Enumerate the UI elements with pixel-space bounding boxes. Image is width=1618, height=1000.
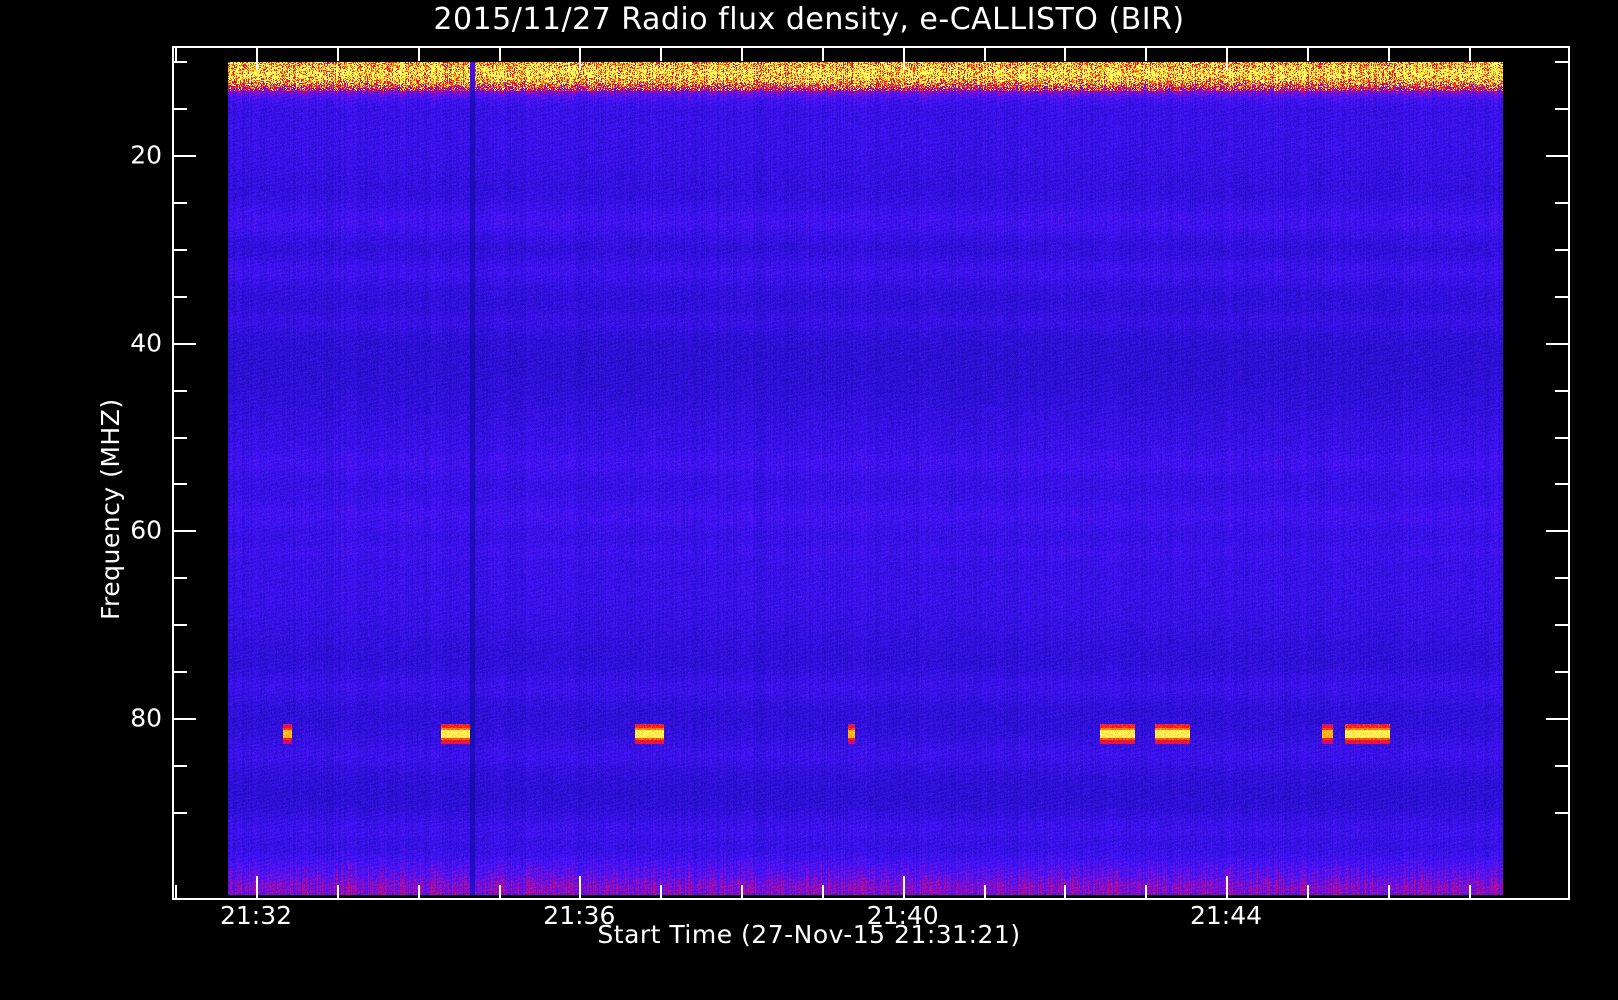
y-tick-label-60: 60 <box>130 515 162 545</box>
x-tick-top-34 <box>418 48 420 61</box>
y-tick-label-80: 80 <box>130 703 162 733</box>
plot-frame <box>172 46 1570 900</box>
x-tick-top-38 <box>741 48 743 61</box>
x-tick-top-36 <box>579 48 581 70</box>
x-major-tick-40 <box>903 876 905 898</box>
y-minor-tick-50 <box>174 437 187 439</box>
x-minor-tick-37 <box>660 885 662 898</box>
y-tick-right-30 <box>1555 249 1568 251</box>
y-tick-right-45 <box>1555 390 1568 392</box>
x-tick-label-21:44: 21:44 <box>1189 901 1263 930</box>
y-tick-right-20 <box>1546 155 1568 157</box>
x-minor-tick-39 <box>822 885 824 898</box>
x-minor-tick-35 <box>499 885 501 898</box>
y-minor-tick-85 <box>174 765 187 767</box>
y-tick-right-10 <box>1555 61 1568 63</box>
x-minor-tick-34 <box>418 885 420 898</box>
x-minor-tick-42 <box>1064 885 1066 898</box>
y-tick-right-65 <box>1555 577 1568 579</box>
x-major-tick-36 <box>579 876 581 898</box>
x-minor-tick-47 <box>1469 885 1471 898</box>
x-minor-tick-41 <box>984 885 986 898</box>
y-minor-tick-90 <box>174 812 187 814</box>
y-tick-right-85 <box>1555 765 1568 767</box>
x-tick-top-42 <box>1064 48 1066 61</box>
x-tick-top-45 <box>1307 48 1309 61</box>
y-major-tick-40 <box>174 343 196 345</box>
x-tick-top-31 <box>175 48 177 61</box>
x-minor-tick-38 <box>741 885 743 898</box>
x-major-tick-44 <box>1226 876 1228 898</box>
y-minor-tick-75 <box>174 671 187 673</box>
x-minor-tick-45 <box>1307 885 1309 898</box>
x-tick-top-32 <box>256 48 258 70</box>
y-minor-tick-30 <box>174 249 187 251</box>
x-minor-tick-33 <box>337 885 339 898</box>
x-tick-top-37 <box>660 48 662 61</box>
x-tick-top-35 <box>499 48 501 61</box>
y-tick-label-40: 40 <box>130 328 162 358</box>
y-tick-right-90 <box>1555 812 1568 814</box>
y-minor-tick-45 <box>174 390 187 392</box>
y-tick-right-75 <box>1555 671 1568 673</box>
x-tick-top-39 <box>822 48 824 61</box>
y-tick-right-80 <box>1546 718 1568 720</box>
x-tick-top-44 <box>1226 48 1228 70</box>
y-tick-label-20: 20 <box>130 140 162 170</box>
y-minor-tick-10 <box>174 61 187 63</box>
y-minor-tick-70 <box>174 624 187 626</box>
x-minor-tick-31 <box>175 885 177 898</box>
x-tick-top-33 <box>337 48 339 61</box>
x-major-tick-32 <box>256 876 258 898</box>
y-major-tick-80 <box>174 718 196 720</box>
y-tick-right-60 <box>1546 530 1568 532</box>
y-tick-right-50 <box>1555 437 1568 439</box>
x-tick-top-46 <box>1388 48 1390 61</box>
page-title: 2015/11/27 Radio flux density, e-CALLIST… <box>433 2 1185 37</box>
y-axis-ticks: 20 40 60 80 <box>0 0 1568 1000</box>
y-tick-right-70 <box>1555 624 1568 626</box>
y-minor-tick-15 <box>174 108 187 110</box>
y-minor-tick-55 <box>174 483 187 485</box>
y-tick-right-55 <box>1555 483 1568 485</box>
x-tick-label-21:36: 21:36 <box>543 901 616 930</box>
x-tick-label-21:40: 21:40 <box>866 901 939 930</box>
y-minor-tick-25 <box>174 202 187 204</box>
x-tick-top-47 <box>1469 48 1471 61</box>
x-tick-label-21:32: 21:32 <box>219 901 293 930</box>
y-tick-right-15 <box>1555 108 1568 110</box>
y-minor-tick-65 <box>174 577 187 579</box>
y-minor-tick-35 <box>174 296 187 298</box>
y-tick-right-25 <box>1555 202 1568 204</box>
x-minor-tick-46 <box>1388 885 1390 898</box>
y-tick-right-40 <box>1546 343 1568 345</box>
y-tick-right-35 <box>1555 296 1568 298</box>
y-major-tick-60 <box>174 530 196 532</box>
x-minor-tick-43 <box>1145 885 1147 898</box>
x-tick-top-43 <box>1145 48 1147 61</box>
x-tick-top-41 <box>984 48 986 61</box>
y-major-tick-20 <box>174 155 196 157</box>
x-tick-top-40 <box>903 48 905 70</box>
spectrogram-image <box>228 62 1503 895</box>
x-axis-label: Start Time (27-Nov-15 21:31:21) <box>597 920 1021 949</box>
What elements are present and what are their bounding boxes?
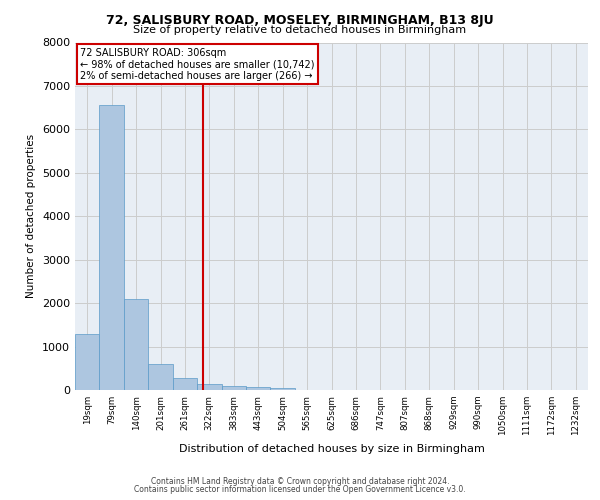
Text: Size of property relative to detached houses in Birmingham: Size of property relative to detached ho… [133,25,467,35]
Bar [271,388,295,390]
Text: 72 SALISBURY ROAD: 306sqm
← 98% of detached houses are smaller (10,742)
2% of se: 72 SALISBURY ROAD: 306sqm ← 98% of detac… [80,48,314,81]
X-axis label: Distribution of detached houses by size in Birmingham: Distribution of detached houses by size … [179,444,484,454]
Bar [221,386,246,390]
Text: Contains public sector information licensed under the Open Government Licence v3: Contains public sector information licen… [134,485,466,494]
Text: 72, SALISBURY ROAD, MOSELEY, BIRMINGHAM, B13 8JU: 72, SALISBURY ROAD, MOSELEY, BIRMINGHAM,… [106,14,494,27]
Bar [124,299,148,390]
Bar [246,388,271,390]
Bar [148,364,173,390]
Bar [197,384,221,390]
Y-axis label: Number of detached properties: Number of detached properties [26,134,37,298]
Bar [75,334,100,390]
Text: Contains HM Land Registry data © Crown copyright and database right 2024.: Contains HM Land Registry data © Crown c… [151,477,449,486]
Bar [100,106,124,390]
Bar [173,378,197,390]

========================================================================

## Set task
Return every line of the material that contains the string "bounding", matching case exactly.

## The completed task
Enumerate the UI elements with pixel-space bounding boxes. Image is width=1618, height=1000.
What elements are present and what are their bounding boxes?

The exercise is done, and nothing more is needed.